** BEGIN Working data **

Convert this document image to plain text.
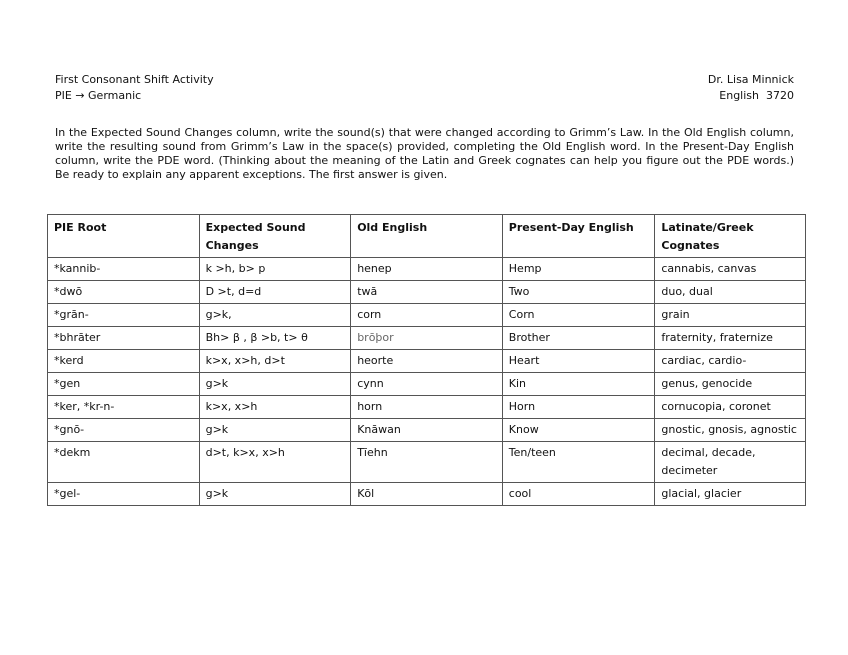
First Consonant Shift Activity
PIE → Germanic
Dr. Lisa Minnick
English  3720

In the Expected Sound Changes column, write the sound(s) that were changed according to Grimm’s Law. In the Old English column, write the resulting sound from Grimm’s Law in the space(s) provided, completing the Old English word. In the Present-Day English column, write the PDE word. (Thinking about the meaning of the Latin and Greek cognates can help you figure out the PDE words.) Be ready to explain any apparent exceptions. The first answer is given.

PIE Root	Expected Sound Changes	Old English	Present-Day English	Latinate/Greek Cognates
*kannib-	k >h, b> p	henep	Hemp	cannabis, canvas
*dwō	D >t, d=d	twā	Two	duo, dual
*grān-	g>k,	corn	Corn	grain
*bhrāter	Bh> β , β >b, t> θ	brōþor	Brother	fraternity, fraternize
*kerd	k>x, x>h, d>t	heorte	Heart	cardiac, cardio-
*gen	g>k	cynn	Kin	genus, genocide
*ker, *kr-n-	k>x, x>h	horn	Horn	cornucopia, coronet
*gnō-	g>k	Knāwan	Know	gnostic, gnosis, agnostic
*dekm	d>t, k>x, x>h	Tīehn	Ten/teen	decimal, decade, decimeter
*gel-	g>k	Kōl	cool	glacial, glacier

** END Working data **

» Task goal
Will you restate every entry word for word and omit the images?

» Correct response
Convert this document image to plain text.
First Consonant Shift Activity
PIE → Germanic
Dr. Lisa Minnick
English  3720

In the Expected Sound Changes column, write the sound(s) that were changed according to Grimm’s Law. In the Old English column, write the resulting sound from Grimm’s Law in the space(s) provided, completing the Old English word. In the Present-Day English column, write the PDE word. (Thinking about the meaning of the Latin and Greek cognates can help you figure out the PDE words.) Be ready to explain any apparent exceptions. The first answer is given.

PIE Root	Expected Sound Changes	Old English	Present-Day English	Latinate/Greek Cognates
*kannib-	k >h, b> p	henep	Hemp	cannabis, canvas
*dwō	D >t, d=d	twā	Two	duo, dual
*grān-	g>k,	corn	Corn	grain
*bhrāter	Bh> β , β >b, t> θ	brōþor	Brother	fraternity, fraternize
*kerd	k>x, x>h, d>t	heorte	Heart	cardiac, cardio-
*gen	g>k	cynn	Kin	genus, genocide
*ker, *kr-n-	k>x, x>h	horn	Horn	cornucopia, coronet
*gnō-	g>k	Knāwan	Know	gnostic, gnosis, agnostic
*dekm	d>t, k>x, x>h	Tīehn	Ten/teen	decimal, decade, decimeter
*gel-	g>k	Kōl	cool	glacial, glacier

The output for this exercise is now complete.